The records below should be written out again, exactly.

## Extracted material
START
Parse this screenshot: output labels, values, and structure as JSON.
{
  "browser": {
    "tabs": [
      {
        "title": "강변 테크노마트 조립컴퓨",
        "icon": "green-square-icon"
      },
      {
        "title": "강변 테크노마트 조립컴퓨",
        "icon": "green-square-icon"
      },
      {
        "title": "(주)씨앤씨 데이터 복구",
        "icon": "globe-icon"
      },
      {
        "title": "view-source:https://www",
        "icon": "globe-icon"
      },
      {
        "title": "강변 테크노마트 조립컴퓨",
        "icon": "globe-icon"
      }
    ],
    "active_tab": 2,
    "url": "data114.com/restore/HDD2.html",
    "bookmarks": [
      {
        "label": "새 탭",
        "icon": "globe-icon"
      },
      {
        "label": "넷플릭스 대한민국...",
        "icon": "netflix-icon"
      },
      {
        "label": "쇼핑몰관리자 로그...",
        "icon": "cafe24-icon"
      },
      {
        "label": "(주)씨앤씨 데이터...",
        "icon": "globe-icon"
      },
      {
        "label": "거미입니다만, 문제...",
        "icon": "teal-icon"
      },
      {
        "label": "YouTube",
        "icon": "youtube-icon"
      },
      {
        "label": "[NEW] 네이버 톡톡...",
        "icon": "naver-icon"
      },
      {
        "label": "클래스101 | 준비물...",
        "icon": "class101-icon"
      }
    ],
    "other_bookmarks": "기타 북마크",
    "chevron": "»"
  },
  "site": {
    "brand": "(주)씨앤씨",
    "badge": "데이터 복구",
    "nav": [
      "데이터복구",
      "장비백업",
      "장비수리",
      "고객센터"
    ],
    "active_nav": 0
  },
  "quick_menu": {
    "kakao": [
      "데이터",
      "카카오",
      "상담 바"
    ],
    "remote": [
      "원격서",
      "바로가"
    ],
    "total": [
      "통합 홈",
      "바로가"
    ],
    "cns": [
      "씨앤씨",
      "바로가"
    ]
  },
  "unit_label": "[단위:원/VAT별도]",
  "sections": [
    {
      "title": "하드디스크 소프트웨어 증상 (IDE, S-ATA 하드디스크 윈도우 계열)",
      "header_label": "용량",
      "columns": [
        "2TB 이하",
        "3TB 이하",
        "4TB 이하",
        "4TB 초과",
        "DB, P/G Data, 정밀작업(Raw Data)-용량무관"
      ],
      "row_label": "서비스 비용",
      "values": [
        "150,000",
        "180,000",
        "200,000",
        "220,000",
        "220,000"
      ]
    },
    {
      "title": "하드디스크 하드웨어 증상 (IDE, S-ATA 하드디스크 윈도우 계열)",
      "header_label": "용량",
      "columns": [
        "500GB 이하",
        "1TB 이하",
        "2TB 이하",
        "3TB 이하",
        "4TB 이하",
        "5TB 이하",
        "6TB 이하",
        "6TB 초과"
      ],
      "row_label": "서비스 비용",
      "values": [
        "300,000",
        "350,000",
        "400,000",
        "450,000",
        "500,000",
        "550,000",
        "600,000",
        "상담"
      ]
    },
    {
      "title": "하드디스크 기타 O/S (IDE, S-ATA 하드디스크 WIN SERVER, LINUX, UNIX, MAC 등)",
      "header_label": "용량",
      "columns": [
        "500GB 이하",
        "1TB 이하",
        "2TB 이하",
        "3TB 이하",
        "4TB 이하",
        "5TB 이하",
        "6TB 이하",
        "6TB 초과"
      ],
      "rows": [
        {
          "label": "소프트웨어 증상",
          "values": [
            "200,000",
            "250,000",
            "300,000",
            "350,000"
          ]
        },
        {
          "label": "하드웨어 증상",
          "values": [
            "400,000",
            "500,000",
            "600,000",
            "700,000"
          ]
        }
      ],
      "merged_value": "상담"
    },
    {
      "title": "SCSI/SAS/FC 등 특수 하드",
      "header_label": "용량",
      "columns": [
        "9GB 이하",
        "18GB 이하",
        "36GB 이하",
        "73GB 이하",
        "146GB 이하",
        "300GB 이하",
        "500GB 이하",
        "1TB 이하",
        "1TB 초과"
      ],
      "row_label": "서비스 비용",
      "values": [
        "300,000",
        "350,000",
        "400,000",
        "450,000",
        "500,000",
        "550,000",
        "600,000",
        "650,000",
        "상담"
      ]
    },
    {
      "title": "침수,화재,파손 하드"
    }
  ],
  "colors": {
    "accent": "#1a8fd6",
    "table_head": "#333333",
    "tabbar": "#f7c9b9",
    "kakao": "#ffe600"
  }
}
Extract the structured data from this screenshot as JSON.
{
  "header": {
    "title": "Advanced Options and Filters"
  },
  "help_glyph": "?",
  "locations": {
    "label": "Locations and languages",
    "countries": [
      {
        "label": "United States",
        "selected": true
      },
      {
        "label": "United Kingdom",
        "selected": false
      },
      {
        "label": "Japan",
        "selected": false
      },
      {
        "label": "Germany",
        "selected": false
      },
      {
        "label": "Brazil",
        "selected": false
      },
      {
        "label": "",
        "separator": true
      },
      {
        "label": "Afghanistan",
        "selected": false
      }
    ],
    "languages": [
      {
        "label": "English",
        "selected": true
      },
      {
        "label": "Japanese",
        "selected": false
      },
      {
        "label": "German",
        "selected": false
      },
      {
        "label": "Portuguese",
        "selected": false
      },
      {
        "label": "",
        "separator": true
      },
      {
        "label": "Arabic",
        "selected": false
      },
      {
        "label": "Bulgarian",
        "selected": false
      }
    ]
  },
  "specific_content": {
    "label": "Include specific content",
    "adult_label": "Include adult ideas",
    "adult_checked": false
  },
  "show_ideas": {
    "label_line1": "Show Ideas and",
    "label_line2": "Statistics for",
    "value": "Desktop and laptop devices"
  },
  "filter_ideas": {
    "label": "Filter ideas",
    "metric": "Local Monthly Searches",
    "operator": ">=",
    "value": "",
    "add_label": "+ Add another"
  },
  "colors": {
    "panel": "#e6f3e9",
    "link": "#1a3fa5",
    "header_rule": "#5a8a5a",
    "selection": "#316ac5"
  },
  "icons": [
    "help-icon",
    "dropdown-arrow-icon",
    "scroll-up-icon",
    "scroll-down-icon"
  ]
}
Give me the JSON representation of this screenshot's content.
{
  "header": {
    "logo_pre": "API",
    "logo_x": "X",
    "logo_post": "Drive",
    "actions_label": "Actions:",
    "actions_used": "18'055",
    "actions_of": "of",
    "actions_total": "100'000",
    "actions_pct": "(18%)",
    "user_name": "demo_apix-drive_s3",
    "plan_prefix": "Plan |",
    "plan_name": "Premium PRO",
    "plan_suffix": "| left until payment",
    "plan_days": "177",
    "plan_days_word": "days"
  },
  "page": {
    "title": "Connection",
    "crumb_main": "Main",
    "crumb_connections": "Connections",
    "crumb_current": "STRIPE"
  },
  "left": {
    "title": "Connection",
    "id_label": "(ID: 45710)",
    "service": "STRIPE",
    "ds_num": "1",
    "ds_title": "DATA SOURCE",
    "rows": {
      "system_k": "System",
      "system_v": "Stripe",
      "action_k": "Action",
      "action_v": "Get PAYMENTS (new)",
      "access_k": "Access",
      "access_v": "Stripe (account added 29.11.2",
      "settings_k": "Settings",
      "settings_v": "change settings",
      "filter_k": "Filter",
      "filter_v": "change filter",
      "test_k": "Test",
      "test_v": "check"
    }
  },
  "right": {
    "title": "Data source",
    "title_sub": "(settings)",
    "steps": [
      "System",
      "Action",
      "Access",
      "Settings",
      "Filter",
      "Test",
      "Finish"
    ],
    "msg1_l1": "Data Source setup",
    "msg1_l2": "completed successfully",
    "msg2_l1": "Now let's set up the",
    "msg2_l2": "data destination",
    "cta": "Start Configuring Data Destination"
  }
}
END
## Exercise answer
Parse this screenshot: output labels, values, and structure as JSON.
{
  "browser": {
    "tabs": [
      {
        "title": "강변 테크노마트 조립컴퓨",
        "icon": "green-square-icon"
      },
      {
        "title": "강변 테크노마트 조립컴퓨",
        "icon": "green-square-icon"
      },
      {
        "title": "(주)씨앤씨 데이터 복구",
        "icon": "globe-icon"
      },
      {
        "title": "view-source:https://www",
        "icon": "globe-icon"
      },
      {
        "title": "강변 테크노마트 조립컴퓨",
        "icon": "globe-icon"
      }
    ],
    "active_tab": 2,
    "url": "data114.com/restore/HDD2.html",
    "bookmarks": [
      {
        "label": "새 탭",
        "icon": "globe-icon"
      },
      {
        "label": "넷플릭스 대한민국...",
        "icon": "netflix-icon"
      },
      {
        "label": "쇼핑몰관리자 로그...",
        "icon": "cafe24-icon"
      },
      {
        "label": "(주)씨앤씨 데이터...",
        "icon": "globe-icon"
      },
      {
        "label": "거미입니다만, 문제...",
        "icon": "teal-icon"
      },
      {
        "label": "YouTube",
        "icon": "youtube-icon"
      },
      {
        "label": "[NEW] 네이버 톡톡...",
        "icon": "naver-icon"
      },
      {
        "label": "클래스101 | 준비물...",
        "icon": "class101-icon"
      }
    ],
    "other_bookmarks": "기타 북마크",
    "chevron": "»"
  },
  "site": {
    "brand": "(주)씨앤씨",
    "badge": "데이터 복구",
    "nav": [
      "데이터복구",
      "장비백업",
      "장비수리",
      "고객센터"
    ],
    "active_nav": 0
  },
  "quick_menu": {
    "kakao": [
      "데이터",
      "카카오",
      "상담 바"
    ],
    "remote": [
      "원격서",
      "바로가"
    ],
    "total": [
      "통합 홈",
      "바로가"
    ],
    "cns": [
      "씨앤씨",
      "바로가"
    ]
  },
  "unit_label": "[단위:원/VAT별도]",
  "sections": [
    {
      "title": "하드디스크 소프트웨어 증상 (IDE, S-ATA 하드디스크 윈도우 계열)",
      "header_label": "용량",
      "columns": [
        "2TB 이하",
        "3TB 이하",
        "4TB 이하",
        "4TB 초과",
        "DB, P/G Data, 정밀작업(Raw Data)-용량무관"
      ],
      "row_label": "서비스 비용",
      "values": [
        "150,000",
        "180,000",
        "200,000",
        "220,000",
        "220,000"
      ]
    },
    {
      "title": "하드디스크 하드웨어 증상 (IDE, S-ATA 하드디스크 윈도우 계열)",
      "header_label": "용량",
      "columns": [
        "500GB 이하",
        "1TB 이하",
        "2TB 이하",
        "3TB 이하",
        "4TB 이하",
        "5TB 이하",
        "6TB 이하",
        "6TB 초과"
      ],
      "row_label": "서비스 비용",
      "values": [
        "300,000",
        "350,000",
        "400,000",
        "450,000",
        "500,000",
        "550,000",
        "600,000",
        "상담"
      ]
    },
    {
      "title": "하드디스크 기타 O/S (IDE, S-ATA 하드디스크 WIN SERVER, LINUX, UNIX, MAC 등)",
      "header_label": "용량",
      "columns": [
        "500GB 이하",
        "1TB 이하",
        "2TB 이하",
        "3TB 이하",
        "4TB 이하",
        "5TB 이하",
        "6TB 이하",
        "6TB 초과"
      ],
      "rows": [
        {
          "label": "소프트웨어 증상",
          "values": [
            "200,000",
            "250,000",
            "300,000",
            "350,000"
          ]
        },
        {
          "label": "하드웨어 증상",
          "values": [
            "400,000",
            "500,000",
            "600,000",
            "700,000"
          ]
        }
      ],
      "merged_value": "상담"
    },
    {
      "title": "SCSI/SAS/FC 등 특수 하드",
      "header_label": "용량",
      "columns": [
        "9GB 이하",
        "18GB 이하",
        "36GB 이하",
        "73GB 이하",
        "146GB 이하",
        "300GB 이하",
        "500GB 이하",
        "1TB 이하",
        "1TB 초과"
      ],
      "row_label": "서비스 비용",
      "values": [
        "300,000",
        "350,000",
        "400,000",
        "450,000",
        "500,000",
        "550,000",
        "600,000",
        "650,000",
        "상담"
      ]
    },
    {
      "title": "침수,화재,파손 하드"
    }
  ],
  "colors": {
    "accent": "#1a8fd6",
    "table_head": "#333333",
    "tabbar": "#f7c9b9",
    "kakao": "#ffe600"
  }
}
Extract the structured data from this screenshot as JSON.
{
  "header": {
    "title": "Advanced Options and Filters"
  },
  "help_glyph": "?",
  "locations": {
    "label": "Locations and languages",
    "countries": [
      {
        "label": "United States",
        "selected": true
      },
      {
        "label": "United Kingdom",
        "selected": false
      },
      {
        "label": "Japan",
        "selected": false
      },
      {
        "label": "Germany",
        "selected": false
      },
      {
        "label": "Brazil",
        "selected": false
      },
      {
        "label": "",
        "separator": true
      },
      {
        "label": "Afghanistan",
        "selected": false
      }
    ],
    "languages": [
      {
        "label": "English",
        "selected": true
      },
      {
        "label": "Japanese",
        "selected": false
      },
      {
        "label": "German",
        "selected": false
      },
      {
        "label": "Portuguese",
        "selected": false
      },
      {
        "label": "",
        "separator": true
      },
      {
        "label": "Arabic",
        "selected": false
      },
      {
        "label": "Bulgarian",
        "selected": false
      }
    ]
  },
  "specific_content": {
    "label": "Include specific content",
    "adult_label": "Include adult ideas",
    "adult_checked": false
  },
  "show_ideas": {
    "label_line1": "Show Ideas and",
    "label_line2": "Statistics for",
    "value": "Desktop and laptop devices"
  },
  "filter_ideas": {
    "label": "Filter ideas",
    "metric": "Local Monthly Searches",
    "operator": ">=",
    "value": "",
    "add_label": "+ Add another"
  },
  "colors": {
    "panel": "#e6f3e9",
    "link": "#1a3fa5",
    "header_rule": "#5a8a5a",
    "selection": "#316ac5"
  },
  "icons": [
    "help-icon",
    "dropdown-arrow-icon",
    "scroll-up-icon",
    "scroll-down-icon"
  ]
}
Give me the JSON representation of this screenshot's content.
{
  "header": {
    "logo_pre": "API",
    "logo_x": "X",
    "logo_post": "Drive",
    "actions_label": "Actions:",
    "actions_used": "18'055",
    "actions_of": "of",
    "actions_total": "100'000",
    "actions_pct": "(18%)",
    "user_name": "demo_apix-drive_s3",
    "plan_prefix": "Plan |",
    "plan_name": "Premium PRO",
    "plan_suffix": "| left until payment",
    "plan_days": "177",
    "plan_days_word": "days"
  },
  "page": {
    "title": "Connection",
    "crumb_main": "Main",
    "crumb_connections": "Connections",
    "crumb_current": "STRIPE"
  },
  "left": {
    "title": "Connection",
    "id_label": "(ID: 45710)",
    "service": "STRIPE",
    "ds_num": "1",
    "ds_title": "DATA SOURCE",
    "rows": {
      "system_k": "System",
      "system_v": "Stripe",
      "action_k": "Action",
      "action_v": "Get PAYMENTS (new)",
      "access_k": "Access",
      "access_v": "Stripe (account added 29.11.2",
      "settings_k": "Settings",
      "settings_v": "change settings",
      "filter_k": "Filter",
      "filter_v": "change filter",
      "test_k": "Test",
      "test_v": "check"
    }
  },
  "right": {
    "title": "Data source",
    "title_sub": "(settings)",
    "steps": [
      "System",
      "Action",
      "Access",
      "Settings",
      "Filter",
      "Test",
      "Finish"
    ],
    "msg1_l1": "Data Source setup",
    "msg1_l2": "completed successfully",
    "msg2_l1": "Now let's set up the",
    "msg2_l2": "data destination",
    "cta": "Start Configuring Data Destination"
  }
}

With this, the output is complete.